══ RECORDS PROVIDED ══
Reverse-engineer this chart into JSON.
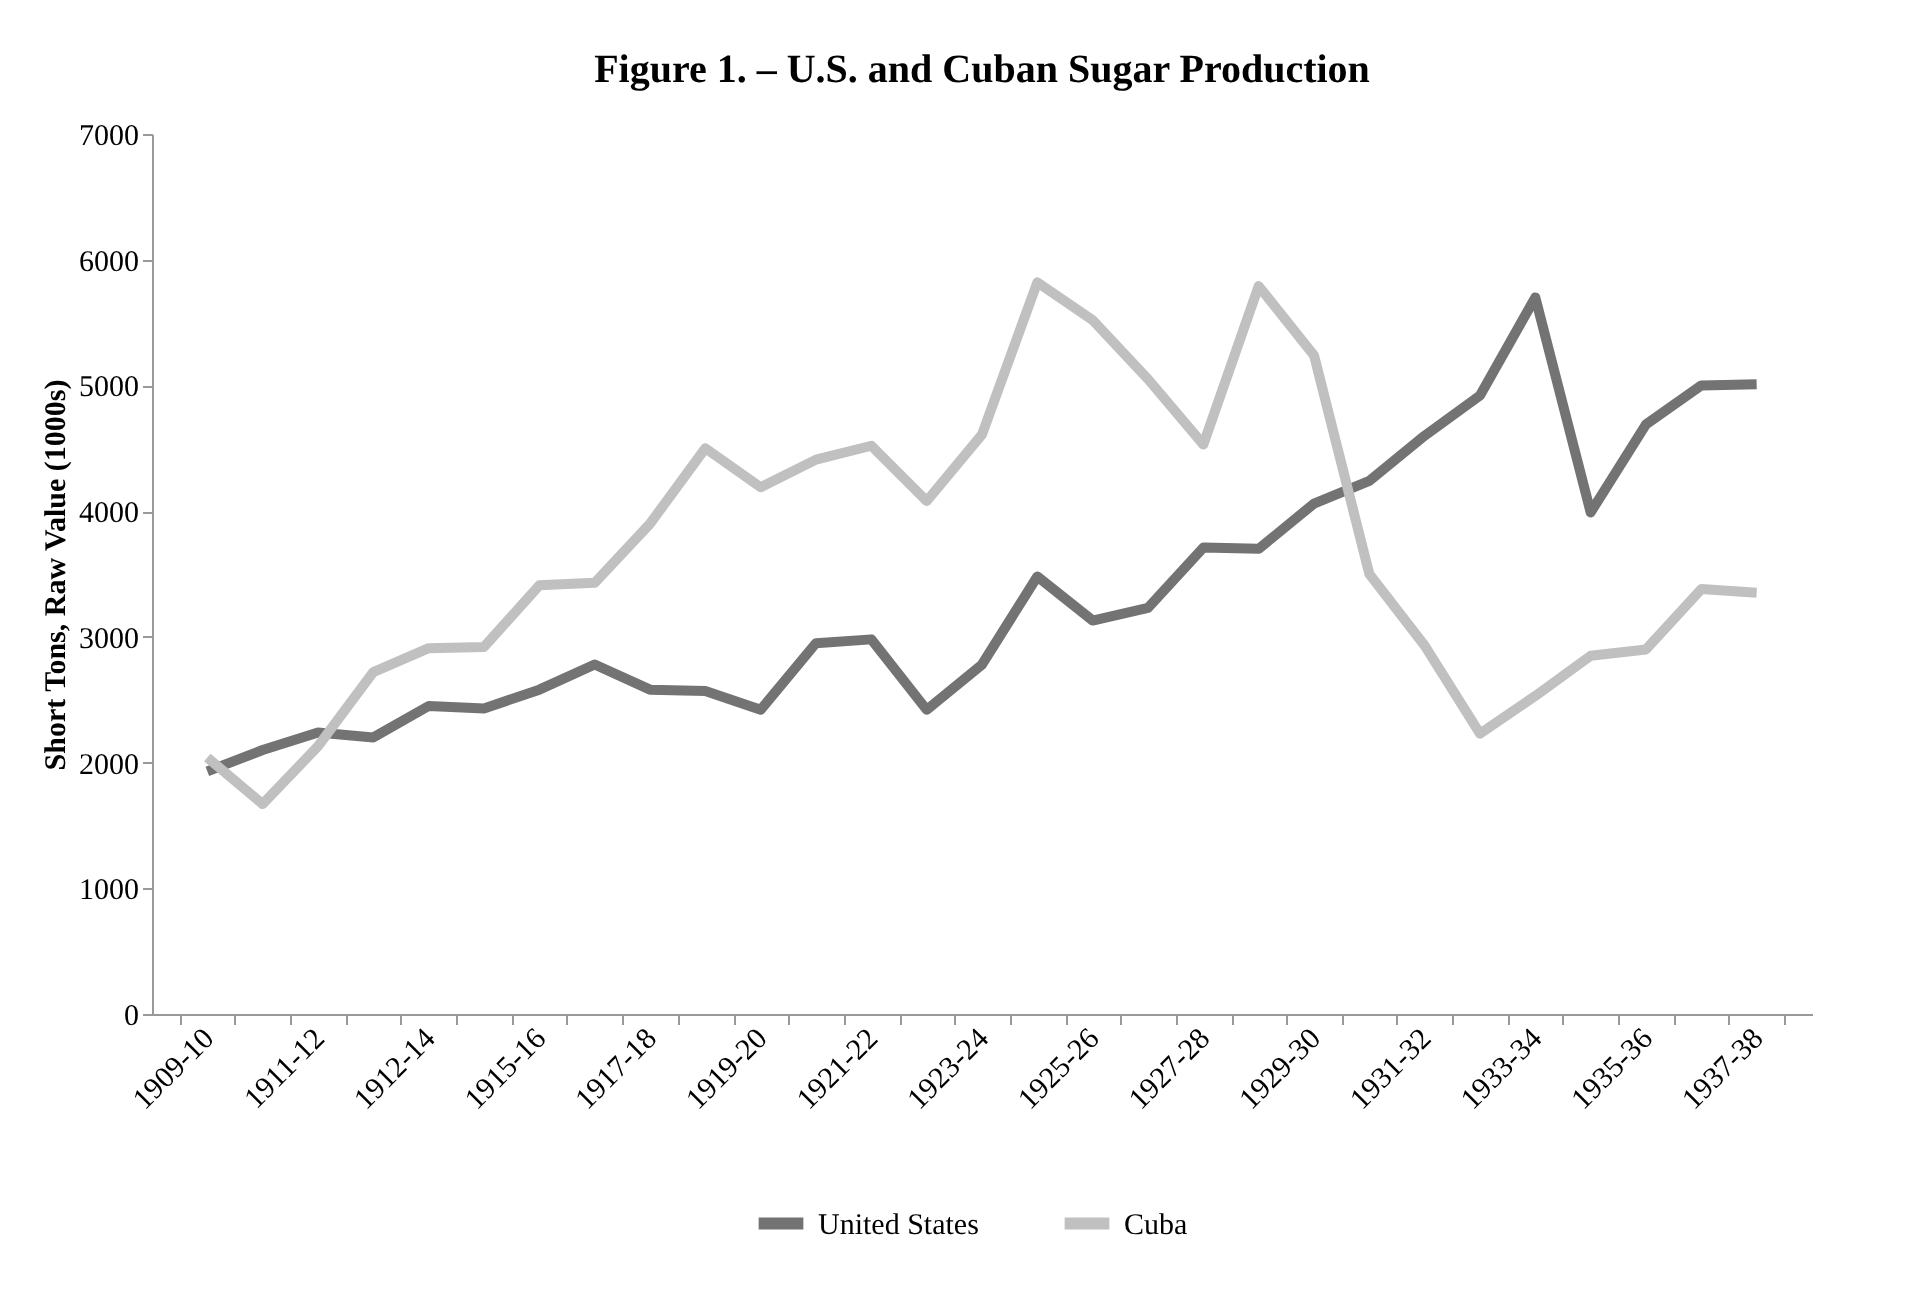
{
  "chart_data": {
    "type": "line",
    "title": "Figure 1. – U.S. and Cuban Sugar Production",
    "ylabel": "Short Tons, Raw Value (1000s)",
    "categories": [
      "1909-10",
      null,
      "1911-12",
      null,
      "1912-14",
      null,
      "1915-16",
      null,
      "1917-18",
      null,
      "1919-20",
      null,
      "1921-22",
      null,
      "1923-24",
      null,
      "1925-26",
      null,
      "1927-28",
      null,
      "1929-30",
      null,
      "1931-32",
      null,
      "1933-34",
      null,
      "1935-36",
      null,
      "1937-38"
    ],
    "series": [
      {
        "name": "United States",
        "color": "#737373",
        "values": [
          1930,
          2100,
          2240,
          2200,
          2450,
          2430,
          2580,
          2780,
          2580,
          2570,
          2420,
          2950,
          2980,
          2420,
          2780,
          3480,
          3130,
          3230,
          3710,
          3700,
          4060,
          4240,
          4600,
          4920,
          5700,
          3990,
          4690,
          5000,
          5010
        ]
      },
      {
        "name": "Cuba",
        "color": "#c0c0c0",
        "values": [
          2040,
          1670,
          2130,
          2720,
          2910,
          2920,
          3410,
          3430,
          3900,
          4500,
          4190,
          4410,
          4520,
          4080,
          4610,
          5820,
          5520,
          5050,
          4530,
          5790,
          5240,
          3500,
          2930,
          2230,
          2530,
          2850,
          2900,
          3380,
          3350
        ]
      }
    ],
    "ylim": [
      0,
      7000
    ],
    "yticks": [
      0,
      1000,
      2000,
      3000,
      4000,
      5000,
      6000,
      7000
    ],
    "grid": false,
    "legend": "bottom",
    "marker": "none",
    "line_style": "solid"
  }
}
═══
◆ THE PROBLEM ◆
Quote the data exactly, leaving every image out of the copy.

◆ RESULT ◆
Reverse-engineer this chart into JSON.
{
  "chart_data": {
    "type": "line",
    "title": "Figure 1. – U.S. and Cuban Sugar Production",
    "ylabel": "Short Tons, Raw Value (1000s)",
    "categories": [
      "1909-10",
      null,
      "1911-12",
      null,
      "1912-14",
      null,
      "1915-16",
      null,
      "1917-18",
      null,
      "1919-20",
      null,
      "1921-22",
      null,
      "1923-24",
      null,
      "1925-26",
      null,
      "1927-28",
      null,
      "1929-30",
      null,
      "1931-32",
      null,
      "1933-34",
      null,
      "1935-36",
      null,
      "1937-38"
    ],
    "series": [
      {
        "name": "United States",
        "color": "#737373",
        "values": [
          1930,
          2100,
          2240,
          2200,
          2450,
          2430,
          2580,
          2780,
          2580,
          2570,
          2420,
          2950,
          2980,
          2420,
          2780,
          3480,
          3130,
          3230,
          3710,
          3700,
          4060,
          4240,
          4600,
          4920,
          5700,
          3990,
          4690,
          5000,
          5010
        ]
      },
      {
        "name": "Cuba",
        "color": "#c0c0c0",
        "values": [
          2040,
          1670,
          2130,
          2720,
          2910,
          2920,
          3410,
          3430,
          3900,
          4500,
          4190,
          4410,
          4520,
          4080,
          4610,
          5820,
          5520,
          5050,
          4530,
          5790,
          5240,
          3500,
          2930,
          2230,
          2530,
          2850,
          2900,
          3380,
          3350
        ]
      }
    ],
    "ylim": [
      0,
      7000
    ],
    "yticks": [
      0,
      1000,
      2000,
      3000,
      4000,
      5000,
      6000,
      7000
    ],
    "grid": false,
    "legend": "bottom",
    "marker": "none",
    "line_style": "solid"
  }
}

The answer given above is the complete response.